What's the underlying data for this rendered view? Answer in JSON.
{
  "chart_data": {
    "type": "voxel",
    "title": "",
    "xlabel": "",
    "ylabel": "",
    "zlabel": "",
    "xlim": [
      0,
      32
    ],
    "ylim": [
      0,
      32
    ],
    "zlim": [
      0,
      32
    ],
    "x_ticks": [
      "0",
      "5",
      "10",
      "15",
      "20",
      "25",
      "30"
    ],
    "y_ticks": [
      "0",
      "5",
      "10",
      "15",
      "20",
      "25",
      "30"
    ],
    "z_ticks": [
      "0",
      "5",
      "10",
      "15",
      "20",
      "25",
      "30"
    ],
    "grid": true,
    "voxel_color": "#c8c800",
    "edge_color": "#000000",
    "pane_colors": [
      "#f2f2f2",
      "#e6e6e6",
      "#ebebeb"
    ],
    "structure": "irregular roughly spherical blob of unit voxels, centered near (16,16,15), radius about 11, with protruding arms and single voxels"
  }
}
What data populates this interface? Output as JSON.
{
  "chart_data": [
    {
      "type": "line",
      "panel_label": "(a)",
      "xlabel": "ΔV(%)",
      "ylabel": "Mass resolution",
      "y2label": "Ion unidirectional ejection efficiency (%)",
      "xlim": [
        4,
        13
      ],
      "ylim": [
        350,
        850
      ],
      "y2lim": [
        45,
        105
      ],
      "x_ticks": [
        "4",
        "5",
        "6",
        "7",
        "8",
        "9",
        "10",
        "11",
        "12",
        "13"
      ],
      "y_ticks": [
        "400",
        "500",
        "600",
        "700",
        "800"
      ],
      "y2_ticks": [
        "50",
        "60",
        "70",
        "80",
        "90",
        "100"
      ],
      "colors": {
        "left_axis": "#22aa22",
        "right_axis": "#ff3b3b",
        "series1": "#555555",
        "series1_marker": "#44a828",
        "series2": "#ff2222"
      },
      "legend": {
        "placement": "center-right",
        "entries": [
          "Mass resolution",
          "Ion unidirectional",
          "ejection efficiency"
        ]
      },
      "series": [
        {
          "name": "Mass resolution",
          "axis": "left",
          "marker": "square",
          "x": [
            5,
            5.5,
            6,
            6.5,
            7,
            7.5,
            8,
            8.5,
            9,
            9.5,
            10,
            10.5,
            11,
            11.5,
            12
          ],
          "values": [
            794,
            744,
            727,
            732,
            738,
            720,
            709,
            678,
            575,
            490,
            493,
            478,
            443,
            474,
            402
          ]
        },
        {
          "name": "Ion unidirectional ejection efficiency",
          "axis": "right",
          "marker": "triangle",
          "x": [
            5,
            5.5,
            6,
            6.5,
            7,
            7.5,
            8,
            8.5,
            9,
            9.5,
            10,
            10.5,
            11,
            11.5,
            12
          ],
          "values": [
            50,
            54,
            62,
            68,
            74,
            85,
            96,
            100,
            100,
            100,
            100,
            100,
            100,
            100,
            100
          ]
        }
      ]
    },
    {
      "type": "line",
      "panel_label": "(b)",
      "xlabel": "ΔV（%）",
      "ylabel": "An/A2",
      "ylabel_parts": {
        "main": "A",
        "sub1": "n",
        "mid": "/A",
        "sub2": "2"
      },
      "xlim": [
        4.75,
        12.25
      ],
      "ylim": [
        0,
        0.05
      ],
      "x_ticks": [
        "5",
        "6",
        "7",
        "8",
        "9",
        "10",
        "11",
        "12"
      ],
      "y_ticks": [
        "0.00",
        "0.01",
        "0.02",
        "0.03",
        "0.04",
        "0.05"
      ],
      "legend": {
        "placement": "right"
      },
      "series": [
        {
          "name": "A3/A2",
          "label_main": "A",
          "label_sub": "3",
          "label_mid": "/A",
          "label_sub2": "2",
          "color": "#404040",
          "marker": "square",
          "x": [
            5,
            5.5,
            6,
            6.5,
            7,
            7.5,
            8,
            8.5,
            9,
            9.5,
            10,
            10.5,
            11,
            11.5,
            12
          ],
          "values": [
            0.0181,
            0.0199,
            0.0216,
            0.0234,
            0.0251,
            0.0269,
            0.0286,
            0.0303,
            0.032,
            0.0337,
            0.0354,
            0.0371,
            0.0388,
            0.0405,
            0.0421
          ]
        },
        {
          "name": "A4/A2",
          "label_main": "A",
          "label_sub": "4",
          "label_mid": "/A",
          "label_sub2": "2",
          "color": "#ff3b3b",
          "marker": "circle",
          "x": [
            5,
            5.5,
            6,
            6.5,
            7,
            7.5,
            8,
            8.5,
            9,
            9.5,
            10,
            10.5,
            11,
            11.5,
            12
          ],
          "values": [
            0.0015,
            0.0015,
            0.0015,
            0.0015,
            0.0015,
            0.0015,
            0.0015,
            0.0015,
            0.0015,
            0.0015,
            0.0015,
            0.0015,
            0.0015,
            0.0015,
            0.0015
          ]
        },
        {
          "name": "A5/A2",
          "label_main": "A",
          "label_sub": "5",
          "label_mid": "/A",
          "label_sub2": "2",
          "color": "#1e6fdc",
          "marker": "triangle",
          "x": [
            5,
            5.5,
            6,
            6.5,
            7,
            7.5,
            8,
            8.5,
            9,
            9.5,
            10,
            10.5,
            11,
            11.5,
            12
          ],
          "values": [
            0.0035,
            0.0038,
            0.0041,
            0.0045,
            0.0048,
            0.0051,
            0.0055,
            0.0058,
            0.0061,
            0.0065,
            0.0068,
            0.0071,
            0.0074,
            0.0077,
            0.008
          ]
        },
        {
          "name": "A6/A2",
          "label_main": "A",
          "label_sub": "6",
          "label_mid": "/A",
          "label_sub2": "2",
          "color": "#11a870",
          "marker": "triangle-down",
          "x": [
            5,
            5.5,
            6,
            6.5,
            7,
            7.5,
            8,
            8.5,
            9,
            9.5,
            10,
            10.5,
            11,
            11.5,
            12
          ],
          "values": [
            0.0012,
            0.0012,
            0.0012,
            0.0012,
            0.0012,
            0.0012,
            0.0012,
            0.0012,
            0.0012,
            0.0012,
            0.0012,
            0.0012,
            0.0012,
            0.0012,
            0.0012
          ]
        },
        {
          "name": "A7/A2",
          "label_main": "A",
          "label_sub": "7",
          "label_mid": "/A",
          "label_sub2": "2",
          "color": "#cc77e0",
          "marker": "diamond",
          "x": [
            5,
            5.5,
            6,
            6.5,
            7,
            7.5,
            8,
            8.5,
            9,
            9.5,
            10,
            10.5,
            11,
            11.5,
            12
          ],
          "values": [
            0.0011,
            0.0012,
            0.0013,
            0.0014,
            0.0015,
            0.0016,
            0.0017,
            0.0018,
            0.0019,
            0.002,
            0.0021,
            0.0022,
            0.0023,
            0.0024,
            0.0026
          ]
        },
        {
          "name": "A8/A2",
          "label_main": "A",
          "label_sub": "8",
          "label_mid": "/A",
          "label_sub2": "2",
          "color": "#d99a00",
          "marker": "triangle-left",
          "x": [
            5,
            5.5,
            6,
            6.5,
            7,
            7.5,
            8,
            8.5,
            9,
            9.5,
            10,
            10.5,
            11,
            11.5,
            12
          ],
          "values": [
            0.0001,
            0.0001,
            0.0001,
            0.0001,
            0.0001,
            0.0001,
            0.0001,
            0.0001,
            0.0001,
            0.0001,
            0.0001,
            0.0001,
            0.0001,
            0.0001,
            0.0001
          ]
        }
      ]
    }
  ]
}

*****

> [DIRECTIONS FOR THIS TASK]: Output each record precisely as given.

> [SOLUTION TO THE PROBLEM]:
What's the underlying data for this rendered view? Answer in JSON.
{
  "chart_data": {
    "type": "voxel",
    "title": "",
    "xlabel": "",
    "ylabel": "",
    "zlabel": "",
    "xlim": [
      0,
      32
    ],
    "ylim": [
      0,
      32
    ],
    "zlim": [
      0,
      32
    ],
    "x_ticks": [
      "0",
      "5",
      "10",
      "15",
      "20",
      "25",
      "30"
    ],
    "y_ticks": [
      "0",
      "5",
      "10",
      "15",
      "20",
      "25",
      "30"
    ],
    "z_ticks": [
      "0",
      "5",
      "10",
      "15",
      "20",
      "25",
      "30"
    ],
    "grid": true,
    "voxel_color": "#c8c800",
    "edge_color": "#000000",
    "pane_colors": [
      "#f2f2f2",
      "#e6e6e6",
      "#ebebeb"
    ],
    "structure": "irregular roughly spherical blob of unit voxels, centered near (16,16,15), radius about 11, with protruding arms and single voxels"
  }
}
What data populates this interface? Output as JSON.
{
  "chart_data": [
    {
      "type": "line",
      "panel_label": "(a)",
      "xlabel": "ΔV(%)",
      "ylabel": "Mass resolution",
      "y2label": "Ion unidirectional ejection efficiency (%)",
      "xlim": [
        4,
        13
      ],
      "ylim": [
        350,
        850
      ],
      "y2lim": [
        45,
        105
      ],
      "x_ticks": [
        "4",
        "5",
        "6",
        "7",
        "8",
        "9",
        "10",
        "11",
        "12",
        "13"
      ],
      "y_ticks": [
        "400",
        "500",
        "600",
        "700",
        "800"
      ],
      "y2_ticks": [
        "50",
        "60",
        "70",
        "80",
        "90",
        "100"
      ],
      "colors": {
        "left_axis": "#22aa22",
        "right_axis": "#ff3b3b",
        "series1": "#555555",
        "series1_marker": "#44a828",
        "series2": "#ff2222"
      },
      "legend": {
        "placement": "center-right",
        "entries": [
          "Mass resolution",
          "Ion unidirectional",
          "ejection efficiency"
        ]
      },
      "series": [
        {
          "name": "Mass resolution",
          "axis": "left",
          "marker": "square",
          "x": [
            5,
            5.5,
            6,
            6.5,
            7,
            7.5,
            8,
            8.5,
            9,
            9.5,
            10,
            10.5,
            11,
            11.5,
            12
          ],
          "values": [
            794,
            744,
            727,
            732,
            738,
            720,
            709,
            678,
            575,
            490,
            493,
            478,
            443,
            474,
            402
          ]
        },
        {
          "name": "Ion unidirectional ejection efficiency",
          "axis": "right",
          "marker": "triangle",
          "x": [
            5,
            5.5,
            6,
            6.5,
            7,
            7.5,
            8,
            8.5,
            9,
            9.5,
            10,
            10.5,
            11,
            11.5,
            12
          ],
          "values": [
            50,
            54,
            62,
            68,
            74,
            85,
            96,
            100,
            100,
            100,
            100,
            100,
            100,
            100,
            100
          ]
        }
      ]
    },
    {
      "type": "line",
      "panel_label": "(b)",
      "xlabel": "ΔV（%）",
      "ylabel": "An/A2",
      "ylabel_parts": {
        "main": "A",
        "sub1": "n",
        "mid": "/A",
        "sub2": "2"
      },
      "xlim": [
        4.75,
        12.25
      ],
      "ylim": [
        0,
        0.05
      ],
      "x_ticks": [
        "5",
        "6",
        "7",
        "8",
        "9",
        "10",
        "11",
        "12"
      ],
      "y_ticks": [
        "0.00",
        "0.01",
        "0.02",
        "0.03",
        "0.04",
        "0.05"
      ],
      "legend": {
        "placement": "right"
      },
      "series": [
        {
          "name": "A3/A2",
          "label_main": "A",
          "label_sub": "3",
          "label_mid": "/A",
          "label_sub2": "2",
          "color": "#404040",
          "marker": "square",
          "x": [
            5,
            5.5,
            6,
            6.5,
            7,
            7.5,
            8,
            8.5,
            9,
            9.5,
            10,
            10.5,
            11,
            11.5,
            12
          ],
          "values": [
            0.0181,
            0.0199,
            0.0216,
            0.0234,
            0.0251,
            0.0269,
            0.0286,
            0.0303,
            0.032,
            0.0337,
            0.0354,
            0.0371,
            0.0388,
            0.0405,
            0.0421
          ]
        },
        {
          "name": "A4/A2",
          "label_main": "A",
          "label_sub": "4",
          "label_mid": "/A",
          "label_sub2": "2",
          "color": "#ff3b3b",
          "marker": "circle",
          "x": [
            5,
            5.5,
            6,
            6.5,
            7,
            7.5,
            8,
            8.5,
            9,
            9.5,
            10,
            10.5,
            11,
            11.5,
            12
          ],
          "values": [
            0.0015,
            0.0015,
            0.0015,
            0.0015,
            0.0015,
            0.0015,
            0.0015,
            0.0015,
            0.0015,
            0.0015,
            0.0015,
            0.0015,
            0.0015,
            0.0015,
            0.0015
          ]
        },
        {
          "name": "A5/A2",
          "label_main": "A",
          "label_sub": "5",
          "label_mid": "/A",
          "label_sub2": "2",
          "color": "#1e6fdc",
          "marker": "triangle",
          "x": [
            5,
            5.5,
            6,
            6.5,
            7,
            7.5,
            8,
            8.5,
            9,
            9.5,
            10,
            10.5,
            11,
            11.5,
            12
          ],
          "values": [
            0.0035,
            0.0038,
            0.0041,
            0.0045,
            0.0048,
            0.0051,
            0.0055,
            0.0058,
            0.0061,
            0.0065,
            0.0068,
            0.0071,
            0.0074,
            0.0077,
            0.008
          ]
        },
        {
          "name": "A6/A2",
          "label_main": "A",
          "label_sub": "6",
          "label_mid": "/A",
          "label_sub2": "2",
          "color": "#11a870",
          "marker": "triangle-down",
          "x": [
            5,
            5.5,
            6,
            6.5,
            7,
            7.5,
            8,
            8.5,
            9,
            9.5,
            10,
            10.5,
            11,
            11.5,
            12
          ],
          "values": [
            0.0012,
            0.0012,
            0.0012,
            0.0012,
            0.0012,
            0.0012,
            0.0012,
            0.0012,
            0.0012,
            0.0012,
            0.0012,
            0.0012,
            0.0012,
            0.0012,
            0.0012
          ]
        },
        {
          "name": "A7/A2",
          "label_main": "A",
          "label_sub": "7",
          "label_mid": "/A",
          "label_sub2": "2",
          "color": "#cc77e0",
          "marker": "diamond",
          "x": [
            5,
            5.5,
            6,
            6.5,
            7,
            7.5,
            8,
            8.5,
            9,
            9.5,
            10,
            10.5,
            11,
            11.5,
            12
          ],
          "values": [
            0.0011,
            0.0012,
            0.0013,
            0.0014,
            0.0015,
            0.0016,
            0.0017,
            0.0018,
            0.0019,
            0.002,
            0.0021,
            0.0022,
            0.0023,
            0.0024,
            0.0026
          ]
        },
        {
          "name": "A8/A2",
          "label_main": "A",
          "label_sub": "8",
          "label_mid": "/A",
          "label_sub2": "2",
          "color": "#d99a00",
          "marker": "triangle-left",
          "x": [
            5,
            5.5,
            6,
            6.5,
            7,
            7.5,
            8,
            8.5,
            9,
            9.5,
            10,
            10.5,
            11,
            11.5,
            12
          ],
          "values": [
            0.0001,
            0.0001,
            0.0001,
            0.0001,
            0.0001,
            0.0001,
            0.0001,
            0.0001,
            0.0001,
            0.0001,
            0.0001,
            0.0001,
            0.0001,
            0.0001,
            0.0001
          ]
        }
      ]
    }
  ]
}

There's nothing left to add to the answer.